Written request
Omit all images, then return the remaining material exactly as it stands.

Part of a data file:
┌──

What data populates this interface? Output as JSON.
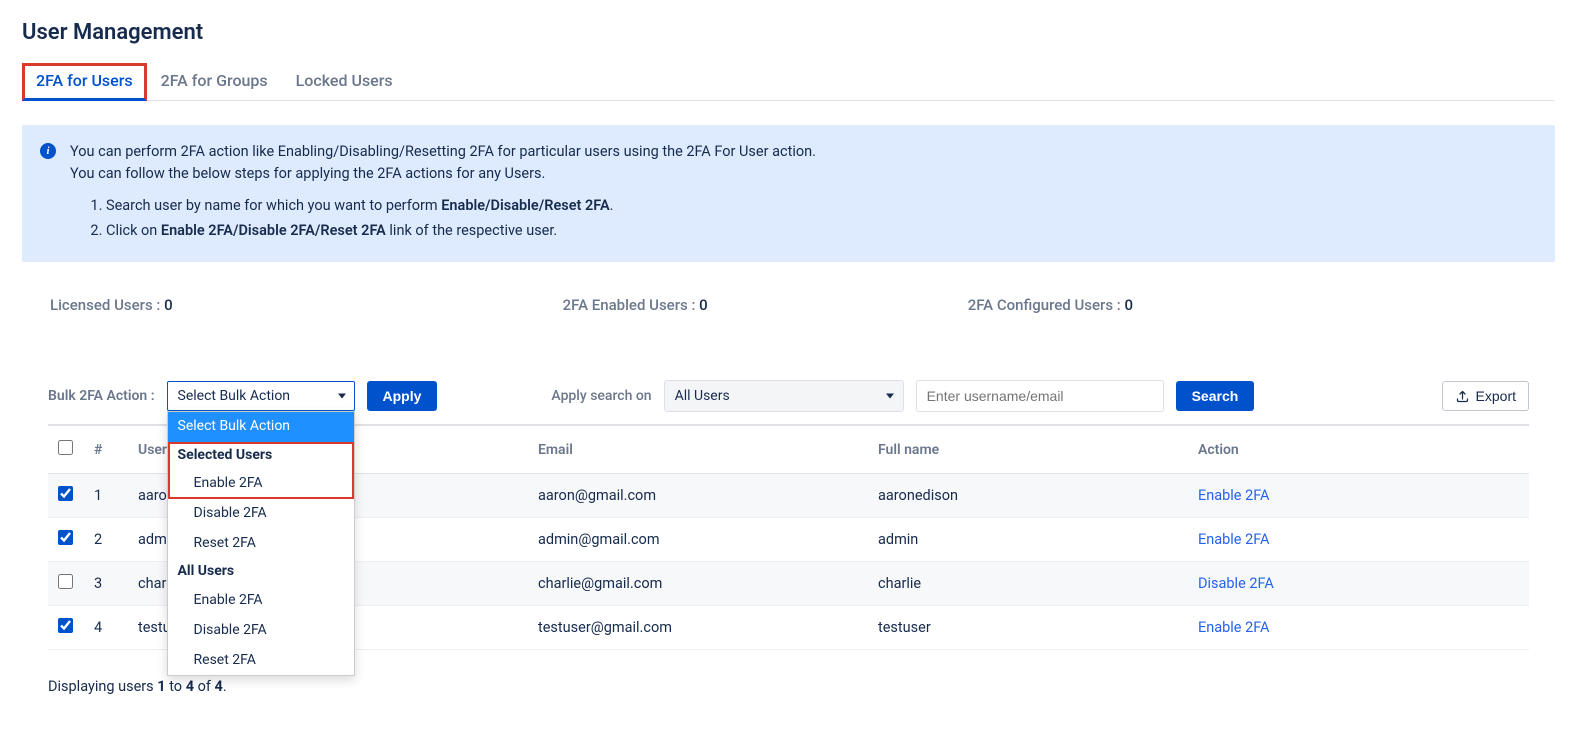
{
  "pageTitle": "User Management",
  "tabs": [
    {
      "label": "2FA for Users",
      "active": true
    },
    {
      "label": "2FA for Groups",
      "active": false
    },
    {
      "label": "Locked Users",
      "active": false
    }
  ],
  "info": {
    "line1": "You can perform 2FA action like Enabling/Disabling/Resetting 2FA for particular users using the 2FA For User action.",
    "line2": "You can follow the below steps for applying the 2FA actions for any Users.",
    "step1_pre": "Search user by name for which you want to perform ",
    "step1_bold": "Enable/Disable/Reset 2FA",
    "step1_post": ".",
    "step2_pre": "Click on ",
    "step2_bold": "Enable 2FA/Disable 2FA/Reset 2FA",
    "step2_post": " link of the respective user."
  },
  "stats": {
    "licensedLabel": "Licensed Users : ",
    "licensedVal": "0",
    "enabledLabel": "2FA Enabled Users : ",
    "enabledVal": "0",
    "configuredLabel": "2FA Configured Users : ",
    "configuredVal": "0"
  },
  "controls": {
    "bulkLabel": "Bulk 2FA Action :",
    "bulkSelected": "Select Bulk Action",
    "applyLabel": "Apply",
    "applySearchLabel": "Apply search on",
    "applySearchValue": "All Users",
    "searchPlaceholder": "Enter username/email",
    "searchButton": "Search",
    "exportLabel": "Export"
  },
  "dropdown": {
    "opt0": "Select Bulk Action",
    "group1": "Selected Users",
    "g1o1": "Enable 2FA",
    "g1o2": "Disable 2FA",
    "g1o3": "Reset 2FA",
    "group2": "All Users",
    "g2o1": "Enable 2FA",
    "g2o2": "Disable 2FA",
    "g2o3": "Reset 2FA"
  },
  "table": {
    "headers": {
      "num": "#",
      "user": "Username",
      "email": "Email",
      "full": "Full name",
      "action": "Action"
    },
    "rows": [
      {
        "checked": true,
        "num": "1",
        "user": "aaron",
        "email": "aaron@gmail.com",
        "full": "aaronedison",
        "action": "Enable 2FA"
      },
      {
        "checked": true,
        "num": "2",
        "user": "admin",
        "email": "admin@gmail.com",
        "full": "admin",
        "action": "Enable 2FA"
      },
      {
        "checked": false,
        "num": "3",
        "user": "charlie",
        "email": "charlie@gmail.com",
        "full": "charlie",
        "action": "Disable 2FA"
      },
      {
        "checked": true,
        "num": "4",
        "user": "testuser",
        "email": "testuser@gmail.com",
        "full": "testuser",
        "action": "Enable 2FA"
      }
    ]
  },
  "footer": {
    "pre": "Displaying users ",
    "from": "1",
    "mid1": " to ",
    "to": "4",
    "mid2": " of ",
    "total": "4",
    "post": "."
  }
}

└──

Expected output
What data populates this interface? Output as JSON.
{
  "pageTitle": "User Management",
  "tabs": [
    {
      "label": "2FA for Users",
      "active": true
    },
    {
      "label": "2FA for Groups",
      "active": false
    },
    {
      "label": "Locked Users",
      "active": false
    }
  ],
  "info": {
    "line1": "You can perform 2FA action like Enabling/Disabling/Resetting 2FA for particular users using the 2FA For User action.",
    "line2": "You can follow the below steps for applying the 2FA actions for any Users.",
    "step1_pre": "Search user by name for which you want to perform ",
    "step1_bold": "Enable/Disable/Reset 2FA",
    "step1_post": ".",
    "step2_pre": "Click on ",
    "step2_bold": "Enable 2FA/Disable 2FA/Reset 2FA",
    "step2_post": " link of the respective user."
  },
  "stats": {
    "licensedLabel": "Licensed Users : ",
    "licensedVal": "0",
    "enabledLabel": "2FA Enabled Users : ",
    "enabledVal": "0",
    "configuredLabel": "2FA Configured Users : ",
    "configuredVal": "0"
  },
  "controls": {
    "bulkLabel": "Bulk 2FA Action :",
    "bulkSelected": "Select Bulk Action",
    "applyLabel": "Apply",
    "applySearchLabel": "Apply search on",
    "applySearchValue": "All Users",
    "searchPlaceholder": "Enter username/email",
    "searchButton": "Search",
    "exportLabel": "Export"
  },
  "dropdown": {
    "opt0": "Select Bulk Action",
    "group1": "Selected Users",
    "g1o1": "Enable 2FA",
    "g1o2": "Disable 2FA",
    "g1o3": "Reset 2FA",
    "group2": "All Users",
    "g2o1": "Enable 2FA",
    "g2o2": "Disable 2FA",
    "g2o3": "Reset 2FA"
  },
  "table": {
    "headers": {
      "num": "#",
      "user": "Username",
      "email": "Email",
      "full": "Full name",
      "action": "Action"
    },
    "rows": [
      {
        "checked": true,
        "num": "1",
        "user": "aaron",
        "email": "aaron@gmail.com",
        "full": "aaronedison",
        "action": "Enable 2FA"
      },
      {
        "checked": true,
        "num": "2",
        "user": "admin",
        "email": "admin@gmail.com",
        "full": "admin",
        "action": "Enable 2FA"
      },
      {
        "checked": false,
        "num": "3",
        "user": "charlie",
        "email": "charlie@gmail.com",
        "full": "charlie",
        "action": "Disable 2FA"
      },
      {
        "checked": true,
        "num": "4",
        "user": "testuser",
        "email": "testuser@gmail.com",
        "full": "testuser",
        "action": "Enable 2FA"
      }
    ]
  },
  "footer": {
    "pre": "Displaying users ",
    "from": "1",
    "mid1": " to ",
    "to": "4",
    "mid2": " of ",
    "total": "4",
    "post": "."
  }
}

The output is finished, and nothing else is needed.